Brief - Reproduce the data that follows in its entirety, character for character.

[Stored dataset items]
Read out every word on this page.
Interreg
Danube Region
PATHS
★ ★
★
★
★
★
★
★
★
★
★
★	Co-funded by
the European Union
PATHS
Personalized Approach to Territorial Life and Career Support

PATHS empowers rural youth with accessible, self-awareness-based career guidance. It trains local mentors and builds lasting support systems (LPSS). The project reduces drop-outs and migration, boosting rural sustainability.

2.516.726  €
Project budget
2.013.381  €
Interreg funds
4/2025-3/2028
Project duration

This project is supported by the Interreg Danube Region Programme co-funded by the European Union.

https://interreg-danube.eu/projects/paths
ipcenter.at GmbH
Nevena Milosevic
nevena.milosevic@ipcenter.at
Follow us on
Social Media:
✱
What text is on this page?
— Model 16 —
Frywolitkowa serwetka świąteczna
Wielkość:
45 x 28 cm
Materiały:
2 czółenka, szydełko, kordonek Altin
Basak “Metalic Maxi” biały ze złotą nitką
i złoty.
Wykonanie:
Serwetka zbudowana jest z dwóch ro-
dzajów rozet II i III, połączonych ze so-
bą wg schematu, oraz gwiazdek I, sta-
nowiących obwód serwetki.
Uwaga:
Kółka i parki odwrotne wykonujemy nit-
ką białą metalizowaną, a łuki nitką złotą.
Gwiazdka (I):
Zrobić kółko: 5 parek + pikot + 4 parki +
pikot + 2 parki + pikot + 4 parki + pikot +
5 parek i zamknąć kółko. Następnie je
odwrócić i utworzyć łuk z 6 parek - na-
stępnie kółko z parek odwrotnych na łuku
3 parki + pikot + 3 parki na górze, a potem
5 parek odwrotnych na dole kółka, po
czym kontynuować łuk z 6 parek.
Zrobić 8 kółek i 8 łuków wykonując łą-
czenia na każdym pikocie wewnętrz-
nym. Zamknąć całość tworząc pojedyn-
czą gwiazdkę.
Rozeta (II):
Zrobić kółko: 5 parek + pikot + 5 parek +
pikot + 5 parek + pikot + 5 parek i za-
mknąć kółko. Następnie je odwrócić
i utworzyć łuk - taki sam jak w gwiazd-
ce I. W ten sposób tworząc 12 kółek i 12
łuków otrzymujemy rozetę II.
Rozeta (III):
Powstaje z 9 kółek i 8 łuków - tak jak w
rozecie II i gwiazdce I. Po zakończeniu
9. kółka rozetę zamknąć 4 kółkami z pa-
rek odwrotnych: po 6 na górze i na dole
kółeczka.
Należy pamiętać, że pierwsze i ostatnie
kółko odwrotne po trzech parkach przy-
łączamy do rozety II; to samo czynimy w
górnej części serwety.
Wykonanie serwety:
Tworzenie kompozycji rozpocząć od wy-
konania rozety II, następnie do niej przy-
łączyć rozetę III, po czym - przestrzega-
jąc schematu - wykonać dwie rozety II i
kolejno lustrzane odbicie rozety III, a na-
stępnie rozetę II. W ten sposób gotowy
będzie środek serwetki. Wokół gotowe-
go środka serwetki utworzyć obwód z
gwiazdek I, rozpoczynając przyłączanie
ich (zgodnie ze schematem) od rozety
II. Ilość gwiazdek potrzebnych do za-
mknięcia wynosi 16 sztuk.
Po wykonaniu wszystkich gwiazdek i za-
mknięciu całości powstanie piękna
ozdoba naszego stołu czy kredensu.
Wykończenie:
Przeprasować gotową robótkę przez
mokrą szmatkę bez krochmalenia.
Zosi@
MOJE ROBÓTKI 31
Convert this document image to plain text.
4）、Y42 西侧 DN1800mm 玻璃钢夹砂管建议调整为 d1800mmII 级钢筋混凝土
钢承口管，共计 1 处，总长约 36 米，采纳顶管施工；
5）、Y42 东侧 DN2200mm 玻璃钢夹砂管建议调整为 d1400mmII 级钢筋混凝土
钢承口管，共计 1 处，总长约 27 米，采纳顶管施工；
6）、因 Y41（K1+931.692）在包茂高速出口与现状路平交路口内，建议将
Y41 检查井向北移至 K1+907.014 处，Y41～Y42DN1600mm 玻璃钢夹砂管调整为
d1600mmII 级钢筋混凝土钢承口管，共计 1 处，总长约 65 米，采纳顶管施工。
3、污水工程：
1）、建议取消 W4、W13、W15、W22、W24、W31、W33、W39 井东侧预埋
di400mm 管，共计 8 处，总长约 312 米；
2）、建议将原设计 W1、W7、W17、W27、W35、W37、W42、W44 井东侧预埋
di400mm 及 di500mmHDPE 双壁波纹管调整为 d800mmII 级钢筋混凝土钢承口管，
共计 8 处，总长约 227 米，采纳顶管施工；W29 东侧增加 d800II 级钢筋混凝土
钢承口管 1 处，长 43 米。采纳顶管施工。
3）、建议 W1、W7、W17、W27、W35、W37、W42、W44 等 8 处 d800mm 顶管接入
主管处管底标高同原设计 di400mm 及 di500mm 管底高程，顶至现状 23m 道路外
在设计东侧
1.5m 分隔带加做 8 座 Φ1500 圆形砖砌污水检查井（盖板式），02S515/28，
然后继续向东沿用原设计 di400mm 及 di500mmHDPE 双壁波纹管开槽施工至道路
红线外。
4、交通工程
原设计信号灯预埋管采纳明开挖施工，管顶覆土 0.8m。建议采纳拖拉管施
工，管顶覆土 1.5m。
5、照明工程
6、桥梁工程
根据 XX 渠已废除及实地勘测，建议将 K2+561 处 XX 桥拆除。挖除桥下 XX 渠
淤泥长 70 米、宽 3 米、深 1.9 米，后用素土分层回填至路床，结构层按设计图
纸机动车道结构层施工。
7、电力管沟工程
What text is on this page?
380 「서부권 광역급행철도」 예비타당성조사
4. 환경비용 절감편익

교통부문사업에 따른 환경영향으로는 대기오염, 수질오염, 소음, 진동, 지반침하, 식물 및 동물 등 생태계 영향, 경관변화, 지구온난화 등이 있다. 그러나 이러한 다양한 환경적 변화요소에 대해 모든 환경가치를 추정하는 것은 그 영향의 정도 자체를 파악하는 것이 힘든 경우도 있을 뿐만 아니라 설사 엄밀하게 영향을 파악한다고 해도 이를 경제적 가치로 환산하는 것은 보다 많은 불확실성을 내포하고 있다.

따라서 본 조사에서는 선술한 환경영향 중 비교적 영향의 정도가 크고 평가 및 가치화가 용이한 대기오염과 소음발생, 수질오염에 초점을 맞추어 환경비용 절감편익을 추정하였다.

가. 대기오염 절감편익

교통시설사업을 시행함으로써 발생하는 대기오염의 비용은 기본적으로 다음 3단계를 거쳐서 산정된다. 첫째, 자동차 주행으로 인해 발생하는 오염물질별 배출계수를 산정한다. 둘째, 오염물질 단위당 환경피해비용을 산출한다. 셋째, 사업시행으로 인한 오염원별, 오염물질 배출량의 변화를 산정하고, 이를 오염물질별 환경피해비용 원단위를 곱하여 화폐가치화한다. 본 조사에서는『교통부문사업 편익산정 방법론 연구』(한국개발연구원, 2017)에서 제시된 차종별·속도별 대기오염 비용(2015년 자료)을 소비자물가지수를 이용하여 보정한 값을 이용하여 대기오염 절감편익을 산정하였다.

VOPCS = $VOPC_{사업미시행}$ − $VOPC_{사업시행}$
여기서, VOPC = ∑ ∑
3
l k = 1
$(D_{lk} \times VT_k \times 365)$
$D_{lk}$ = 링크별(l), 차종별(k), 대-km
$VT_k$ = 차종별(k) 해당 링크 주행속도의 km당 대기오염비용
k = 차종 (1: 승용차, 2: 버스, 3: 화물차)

Full answer -
Read out every word on this page.
Interreg
Danube Region
PATHS
★ ★
★
★
★
★
★
★
★
★
★
★	Co-funded by
the European Union
PATHS
Personalized Approach to Territorial Life and Career Support

PATHS empowers rural youth with accessible, self-awareness-based career guidance. It trains local mentors and builds lasting support systems (LPSS). The project reduces drop-outs and migration, boosting rural sustainability.

2.516.726  €
Project budget
2.013.381  €
Interreg funds
4/2025-3/2028
Project duration

This project is supported by the Interreg Danube Region Programme co-funded by the European Union.

https://interreg-danube.eu/projects/paths
ipcenter.at GmbH
Nevena Milosevic
nevena.milosevic@ipcenter.at
Follow us on
Social Media:
✱
What text is on this page?
— Model 16 —
Frywolitkowa serwetka świąteczna
Wielkość:
45 x 28 cm
Materiały:
2 czółenka, szydełko, kordonek Altin
Basak “Metalic Maxi” biały ze złotą nitką
i złoty.
Wykonanie:
Serwetka zbudowana jest z dwóch ro-
dzajów rozet II i III, połączonych ze so-
bą wg schematu, oraz gwiazdek I, sta-
nowiących obwód serwetki.
Uwaga:
Kółka i parki odwrotne wykonujemy nit-
ką białą metalizowaną, a łuki nitką złotą.
Gwiazdka (I):
Zrobić kółko: 5 parek + pikot + 4 parki +
pikot + 2 parki + pikot + 4 parki + pikot +
5 parek i zamknąć kółko. Następnie je
odwrócić i utworzyć łuk z 6 parek - na-
stępnie kółko z parek odwrotnych na łuku
3 parki + pikot + 3 parki na górze, a potem
5 parek odwrotnych na dole kółka, po
czym kontynuować łuk z 6 parek.
Zrobić 8 kółek i 8 łuków wykonując łą-
czenia na każdym pikocie wewnętrz-
nym. Zamknąć całość tworząc pojedyn-
czą gwiazdkę.
Rozeta (II):
Zrobić kółko: 5 parek + pikot + 5 parek +
pikot + 5 parek + pikot + 5 parek i za-
mknąć kółko. Następnie je odwrócić
i utworzyć łuk - taki sam jak w gwiazd-
ce I. W ten sposób tworząc 12 kółek i 12
łuków otrzymujemy rozetę II.
Rozeta (III):
Powstaje z 9 kółek i 8 łuków - tak jak w
rozecie II i gwiazdce I. Po zakończeniu
9. kółka rozetę zamknąć 4 kółkami z pa-
rek odwrotnych: po 6 na górze i na dole
kółeczka.
Należy pamiętać, że pierwsze i ostatnie
kółko odwrotne po trzech parkach przy-
łączamy do rozety II; to samo czynimy w
górnej części serwety.
Wykonanie serwety:
Tworzenie kompozycji rozpocząć od wy-
konania rozety II, następnie do niej przy-
łączyć rozetę III, po czym - przestrzega-
jąc schematu - wykonać dwie rozety II i
kolejno lustrzane odbicie rozety III, a na-
stępnie rozetę II. W ten sposób gotowy
będzie środek serwetki. Wokół gotowe-
go środka serwetki utworzyć obwód z
gwiazdek I, rozpoczynając przyłączanie
ich (zgodnie ze schematem) od rozety
II. Ilość gwiazdek potrzebnych do za-
mknięcia wynosi 16 sztuk.
Po wykonaniu wszystkich gwiazdek i za-
mknięciu całości powstanie piękna
ozdoba naszego stołu czy kredensu.
Wykończenie:
Przeprasować gotową robótkę przez
mokrą szmatkę bez krochmalenia.
Zosi@
MOJE ROBÓTKI 31
Convert this document image to plain text.
4）、Y42 西侧 DN1800mm 玻璃钢夹砂管建议调整为 d1800mmII 级钢筋混凝土
钢承口管，共计 1 处，总长约 36 米，采纳顶管施工；
5）、Y42 东侧 DN2200mm 玻璃钢夹砂管建议调整为 d1400mmII 级钢筋混凝土
钢承口管，共计 1 处，总长约 27 米，采纳顶管施工；
6）、因 Y41（K1+931.692）在包茂高速出口与现状路平交路口内，建议将
Y41 检查井向北移至 K1+907.014 处，Y41～Y42DN1600mm 玻璃钢夹砂管调整为
d1600mmII 级钢筋混凝土钢承口管，共计 1 处，总长约 65 米，采纳顶管施工。
3、污水工程：
1）、建议取消 W4、W13、W15、W22、W24、W31、W33、W39 井东侧预埋
di400mm 管，共计 8 处，总长约 312 米；
2）、建议将原设计 W1、W7、W17、W27、W35、W37、W42、W44 井东侧预埋
di400mm 及 di500mmHDPE 双壁波纹管调整为 d800mmII 级钢筋混凝土钢承口管，
共计 8 处，总长约 227 米，采纳顶管施工；W29 东侧增加 d800II 级钢筋混凝土
钢承口管 1 处，长 43 米。采纳顶管施工。
3）、建议 W1、W7、W17、W27、W35、W37、W42、W44 等 8 处 d800mm 顶管接入
主管处管底标高同原设计 di400mm 及 di500mm 管底高程，顶至现状 23m 道路外
在设计东侧
1.5m 分隔带加做 8 座 Φ1500 圆形砖砌污水检查井（盖板式），02S515/28，
然后继续向东沿用原设计 di400mm 及 di500mmHDPE 双壁波纹管开槽施工至道路
红线外。
4、交通工程
原设计信号灯预埋管采纳明开挖施工，管顶覆土 0.8m。建议采纳拖拉管施
工，管顶覆土 1.5m。
5、照明工程
6、桥梁工程
根据 XX 渠已废除及实地勘测，建议将 K2+561 处 XX 桥拆除。挖除桥下 XX 渠
淤泥长 70 米、宽 3 米、深 1.9 米，后用素土分层回填至路床，结构层按设计图
纸机动车道结构层施工。
7、电力管沟工程
What text is on this page?
380 「서부권 광역급행철도」 예비타당성조사
4. 환경비용 절감편익

교통부문사업에 따른 환경영향으로는 대기오염, 수질오염, 소음, 진동, 지반침하, 식물 및 동물 등 생태계 영향, 경관변화, 지구온난화 등이 있다. 그러나 이러한 다양한 환경적 변화요소에 대해 모든 환경가치를 추정하는 것은 그 영향의 정도 자체를 파악하는 것이 힘든 경우도 있을 뿐만 아니라 설사 엄밀하게 영향을 파악한다고 해도 이를 경제적 가치로 환산하는 것은 보다 많은 불확실성을 내포하고 있다.

따라서 본 조사에서는 선술한 환경영향 중 비교적 영향의 정도가 크고 평가 및 가치화가 용이한 대기오염과 소음발생, 수질오염에 초점을 맞추어 환경비용 절감편익을 추정하였다.

가. 대기오염 절감편익

교통시설사업을 시행함으로써 발생하는 대기오염의 비용은 기본적으로 다음 3단계를 거쳐서 산정된다. 첫째, 자동차 주행으로 인해 발생하는 오염물질별 배출계수를 산정한다. 둘째, 오염물질 단위당 환경피해비용을 산출한다. 셋째, 사업시행으로 인한 오염원별, 오염물질 배출량의 변화를 산정하고, 이를 오염물질별 환경피해비용 원단위를 곱하여 화폐가치화한다. 본 조사에서는『교통부문사업 편익산정 방법론 연구』(한국개발연구원, 2017)에서 제시된 차종별·속도별 대기오염 비용(2015년 자료)을 소비자물가지수를 이용하여 보정한 값을 이용하여 대기오염 절감편익을 산정하였다.

VOPCS = $VOPC_{사업미시행}$ − $VOPC_{사업시행}$
여기서, VOPC = ∑ ∑
3
l k = 1
$(D_{lk} \times VT_k \times 365)$
$D_{lk}$ = 링크별(l), 차종별(k), 대-km
$VT_k$ = 차종별(k) 해당 링크 주행속도의 km당 대기오염비용
k = 차종 (1: 승용차, 2: 버스, 3: 화물차)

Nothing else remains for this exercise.